(Collected data entries)
** Begin **

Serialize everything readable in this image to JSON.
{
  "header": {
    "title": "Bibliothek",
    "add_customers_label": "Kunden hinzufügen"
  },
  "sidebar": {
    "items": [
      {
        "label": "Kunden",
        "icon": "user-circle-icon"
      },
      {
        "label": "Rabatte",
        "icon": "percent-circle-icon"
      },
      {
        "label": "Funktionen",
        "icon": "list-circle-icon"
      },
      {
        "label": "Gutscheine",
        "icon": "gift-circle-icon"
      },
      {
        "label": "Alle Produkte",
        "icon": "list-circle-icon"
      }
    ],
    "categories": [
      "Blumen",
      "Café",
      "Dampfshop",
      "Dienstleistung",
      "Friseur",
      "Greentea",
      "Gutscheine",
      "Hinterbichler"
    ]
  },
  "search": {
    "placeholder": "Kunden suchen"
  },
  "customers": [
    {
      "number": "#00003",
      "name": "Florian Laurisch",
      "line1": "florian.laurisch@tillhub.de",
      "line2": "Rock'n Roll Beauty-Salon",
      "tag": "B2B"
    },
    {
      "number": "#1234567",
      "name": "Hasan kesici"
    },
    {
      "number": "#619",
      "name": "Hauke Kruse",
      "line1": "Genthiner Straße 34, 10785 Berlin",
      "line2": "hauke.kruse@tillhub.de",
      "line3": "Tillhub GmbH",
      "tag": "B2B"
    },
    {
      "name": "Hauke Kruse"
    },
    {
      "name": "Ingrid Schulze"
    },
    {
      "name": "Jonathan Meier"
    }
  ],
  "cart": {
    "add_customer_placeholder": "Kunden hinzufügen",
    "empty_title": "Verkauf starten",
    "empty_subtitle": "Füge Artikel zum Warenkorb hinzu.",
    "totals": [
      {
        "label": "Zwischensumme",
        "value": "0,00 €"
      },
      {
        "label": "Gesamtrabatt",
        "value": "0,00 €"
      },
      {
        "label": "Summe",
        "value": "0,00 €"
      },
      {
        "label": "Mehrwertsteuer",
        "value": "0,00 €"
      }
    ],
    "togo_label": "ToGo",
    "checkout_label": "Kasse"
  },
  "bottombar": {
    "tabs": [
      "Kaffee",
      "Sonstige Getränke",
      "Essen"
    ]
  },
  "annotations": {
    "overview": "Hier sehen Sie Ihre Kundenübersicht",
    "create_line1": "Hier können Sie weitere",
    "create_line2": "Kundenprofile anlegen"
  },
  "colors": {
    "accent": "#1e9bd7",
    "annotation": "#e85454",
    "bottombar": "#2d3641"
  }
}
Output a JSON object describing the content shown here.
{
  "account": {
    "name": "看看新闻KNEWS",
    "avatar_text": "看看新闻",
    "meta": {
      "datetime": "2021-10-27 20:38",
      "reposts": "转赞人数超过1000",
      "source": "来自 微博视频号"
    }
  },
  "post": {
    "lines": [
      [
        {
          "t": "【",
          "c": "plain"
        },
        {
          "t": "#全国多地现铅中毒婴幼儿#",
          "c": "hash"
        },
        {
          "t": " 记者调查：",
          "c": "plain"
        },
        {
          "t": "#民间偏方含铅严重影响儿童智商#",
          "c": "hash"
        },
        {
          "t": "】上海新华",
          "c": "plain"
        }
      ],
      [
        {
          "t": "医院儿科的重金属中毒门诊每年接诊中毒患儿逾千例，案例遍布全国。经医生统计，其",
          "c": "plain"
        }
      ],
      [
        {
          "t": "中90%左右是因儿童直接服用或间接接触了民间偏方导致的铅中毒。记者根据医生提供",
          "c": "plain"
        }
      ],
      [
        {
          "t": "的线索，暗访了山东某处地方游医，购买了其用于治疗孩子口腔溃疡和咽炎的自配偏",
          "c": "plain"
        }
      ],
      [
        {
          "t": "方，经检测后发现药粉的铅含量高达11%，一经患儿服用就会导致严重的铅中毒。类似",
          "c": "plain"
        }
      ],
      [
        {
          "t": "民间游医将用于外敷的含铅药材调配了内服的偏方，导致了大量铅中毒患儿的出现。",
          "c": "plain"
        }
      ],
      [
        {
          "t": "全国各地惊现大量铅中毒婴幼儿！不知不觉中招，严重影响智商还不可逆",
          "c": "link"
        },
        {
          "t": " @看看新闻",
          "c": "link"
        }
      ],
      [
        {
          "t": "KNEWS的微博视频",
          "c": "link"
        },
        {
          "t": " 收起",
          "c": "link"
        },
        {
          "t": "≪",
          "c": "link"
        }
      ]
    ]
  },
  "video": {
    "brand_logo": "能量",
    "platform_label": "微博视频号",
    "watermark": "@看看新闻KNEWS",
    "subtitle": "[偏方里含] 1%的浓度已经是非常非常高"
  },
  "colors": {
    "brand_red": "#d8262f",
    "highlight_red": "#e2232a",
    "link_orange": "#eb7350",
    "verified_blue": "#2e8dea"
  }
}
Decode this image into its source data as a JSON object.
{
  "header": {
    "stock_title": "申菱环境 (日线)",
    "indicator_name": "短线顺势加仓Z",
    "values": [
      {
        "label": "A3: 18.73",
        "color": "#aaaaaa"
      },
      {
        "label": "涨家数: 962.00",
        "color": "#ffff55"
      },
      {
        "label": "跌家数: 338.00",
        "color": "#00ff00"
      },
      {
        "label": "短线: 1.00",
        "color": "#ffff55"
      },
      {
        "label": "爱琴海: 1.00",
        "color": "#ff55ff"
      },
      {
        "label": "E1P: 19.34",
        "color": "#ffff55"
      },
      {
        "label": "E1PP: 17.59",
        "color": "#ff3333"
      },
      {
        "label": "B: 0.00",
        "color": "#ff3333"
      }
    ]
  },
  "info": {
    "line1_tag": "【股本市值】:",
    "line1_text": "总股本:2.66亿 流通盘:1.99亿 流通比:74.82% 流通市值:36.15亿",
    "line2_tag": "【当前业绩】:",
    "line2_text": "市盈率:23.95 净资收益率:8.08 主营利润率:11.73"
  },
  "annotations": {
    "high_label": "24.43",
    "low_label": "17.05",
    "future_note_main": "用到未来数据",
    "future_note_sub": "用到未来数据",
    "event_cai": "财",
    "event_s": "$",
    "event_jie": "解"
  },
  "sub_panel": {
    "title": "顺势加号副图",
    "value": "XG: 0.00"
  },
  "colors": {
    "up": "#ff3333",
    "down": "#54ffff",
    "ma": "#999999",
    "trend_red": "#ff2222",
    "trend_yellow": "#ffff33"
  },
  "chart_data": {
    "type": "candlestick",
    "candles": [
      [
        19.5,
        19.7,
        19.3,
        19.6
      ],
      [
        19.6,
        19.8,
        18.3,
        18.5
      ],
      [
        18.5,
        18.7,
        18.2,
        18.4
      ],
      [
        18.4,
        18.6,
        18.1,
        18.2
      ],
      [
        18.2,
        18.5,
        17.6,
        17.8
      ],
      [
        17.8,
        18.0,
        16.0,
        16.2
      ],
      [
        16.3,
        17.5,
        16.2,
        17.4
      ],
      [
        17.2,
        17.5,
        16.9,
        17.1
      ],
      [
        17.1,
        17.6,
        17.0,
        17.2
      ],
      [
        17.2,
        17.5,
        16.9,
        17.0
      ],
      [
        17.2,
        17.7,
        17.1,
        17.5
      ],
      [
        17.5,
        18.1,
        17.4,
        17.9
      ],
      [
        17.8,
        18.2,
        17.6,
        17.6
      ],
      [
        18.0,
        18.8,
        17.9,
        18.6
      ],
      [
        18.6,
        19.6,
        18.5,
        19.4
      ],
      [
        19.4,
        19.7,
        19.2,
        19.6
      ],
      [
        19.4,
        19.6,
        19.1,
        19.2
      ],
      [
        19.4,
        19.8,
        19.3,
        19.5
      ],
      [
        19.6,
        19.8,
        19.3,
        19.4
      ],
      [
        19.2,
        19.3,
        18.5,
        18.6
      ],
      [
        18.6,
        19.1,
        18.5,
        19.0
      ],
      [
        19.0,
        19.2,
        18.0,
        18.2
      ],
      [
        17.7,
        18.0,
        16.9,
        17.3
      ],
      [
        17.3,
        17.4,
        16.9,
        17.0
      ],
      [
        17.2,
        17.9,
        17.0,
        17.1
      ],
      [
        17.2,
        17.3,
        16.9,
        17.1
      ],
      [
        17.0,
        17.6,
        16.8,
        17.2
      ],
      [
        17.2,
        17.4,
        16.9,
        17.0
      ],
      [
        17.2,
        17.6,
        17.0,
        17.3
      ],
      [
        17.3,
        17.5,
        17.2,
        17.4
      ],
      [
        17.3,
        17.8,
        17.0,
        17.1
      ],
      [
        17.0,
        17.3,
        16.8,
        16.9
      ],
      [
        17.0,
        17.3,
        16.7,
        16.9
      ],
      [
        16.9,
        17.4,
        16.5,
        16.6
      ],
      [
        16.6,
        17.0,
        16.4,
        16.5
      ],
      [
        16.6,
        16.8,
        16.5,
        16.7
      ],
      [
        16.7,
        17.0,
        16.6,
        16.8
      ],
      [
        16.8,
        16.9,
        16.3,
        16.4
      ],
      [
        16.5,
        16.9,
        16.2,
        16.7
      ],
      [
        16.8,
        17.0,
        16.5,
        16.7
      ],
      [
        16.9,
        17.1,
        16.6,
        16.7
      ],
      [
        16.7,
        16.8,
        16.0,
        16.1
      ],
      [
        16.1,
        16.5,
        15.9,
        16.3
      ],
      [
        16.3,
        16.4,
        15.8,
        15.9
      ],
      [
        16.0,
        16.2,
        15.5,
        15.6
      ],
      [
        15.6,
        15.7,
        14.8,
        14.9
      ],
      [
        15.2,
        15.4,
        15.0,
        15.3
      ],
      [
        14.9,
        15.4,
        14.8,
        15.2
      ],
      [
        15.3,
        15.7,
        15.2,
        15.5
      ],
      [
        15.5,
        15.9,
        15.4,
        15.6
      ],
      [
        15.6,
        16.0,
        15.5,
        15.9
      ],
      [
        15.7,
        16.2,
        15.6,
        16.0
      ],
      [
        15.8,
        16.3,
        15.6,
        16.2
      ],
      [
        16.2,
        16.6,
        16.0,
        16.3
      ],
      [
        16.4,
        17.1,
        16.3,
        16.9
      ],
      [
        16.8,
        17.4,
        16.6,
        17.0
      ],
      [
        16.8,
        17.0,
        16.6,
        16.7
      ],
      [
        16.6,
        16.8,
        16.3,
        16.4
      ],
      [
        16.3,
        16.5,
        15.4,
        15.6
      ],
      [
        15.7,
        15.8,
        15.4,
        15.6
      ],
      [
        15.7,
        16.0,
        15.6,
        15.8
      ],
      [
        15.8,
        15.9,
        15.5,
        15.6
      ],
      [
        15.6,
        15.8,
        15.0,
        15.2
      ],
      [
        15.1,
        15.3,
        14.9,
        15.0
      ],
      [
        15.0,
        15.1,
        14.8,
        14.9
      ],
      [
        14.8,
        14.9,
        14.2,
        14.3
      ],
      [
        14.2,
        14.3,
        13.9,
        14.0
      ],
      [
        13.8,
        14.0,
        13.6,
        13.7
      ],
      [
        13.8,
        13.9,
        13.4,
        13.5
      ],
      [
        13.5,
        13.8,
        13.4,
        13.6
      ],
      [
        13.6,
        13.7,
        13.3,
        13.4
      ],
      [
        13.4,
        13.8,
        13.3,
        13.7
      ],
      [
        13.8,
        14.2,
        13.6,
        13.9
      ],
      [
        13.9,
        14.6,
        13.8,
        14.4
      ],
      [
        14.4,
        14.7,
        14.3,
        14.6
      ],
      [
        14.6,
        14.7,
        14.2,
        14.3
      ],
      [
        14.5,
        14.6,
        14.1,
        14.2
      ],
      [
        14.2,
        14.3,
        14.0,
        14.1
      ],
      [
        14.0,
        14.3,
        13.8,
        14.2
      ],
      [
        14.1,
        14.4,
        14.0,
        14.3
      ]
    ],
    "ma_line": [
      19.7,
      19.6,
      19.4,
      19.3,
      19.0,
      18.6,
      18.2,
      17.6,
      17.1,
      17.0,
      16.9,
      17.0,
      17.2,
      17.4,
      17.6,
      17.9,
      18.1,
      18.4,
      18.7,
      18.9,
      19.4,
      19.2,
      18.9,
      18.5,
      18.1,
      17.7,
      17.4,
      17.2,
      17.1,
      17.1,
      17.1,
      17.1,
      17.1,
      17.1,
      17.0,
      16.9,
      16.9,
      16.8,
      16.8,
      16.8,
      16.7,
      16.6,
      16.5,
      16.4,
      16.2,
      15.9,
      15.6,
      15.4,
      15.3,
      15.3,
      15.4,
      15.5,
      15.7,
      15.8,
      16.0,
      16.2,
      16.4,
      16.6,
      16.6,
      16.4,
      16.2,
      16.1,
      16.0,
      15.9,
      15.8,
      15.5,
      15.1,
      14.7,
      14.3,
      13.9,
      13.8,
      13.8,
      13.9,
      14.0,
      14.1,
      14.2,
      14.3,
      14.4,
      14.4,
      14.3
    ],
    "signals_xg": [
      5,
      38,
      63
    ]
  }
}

** End **

Requirements » Scan the material for lines with the word "icon", and copy each line you find.

Written reply »
        "icon": "user-circle-icon"
        "icon": "percent-circle-icon"
        "icon": "list-circle-icon"
        "icon": "gift-circle-icon"
        "icon": "list-circle-icon"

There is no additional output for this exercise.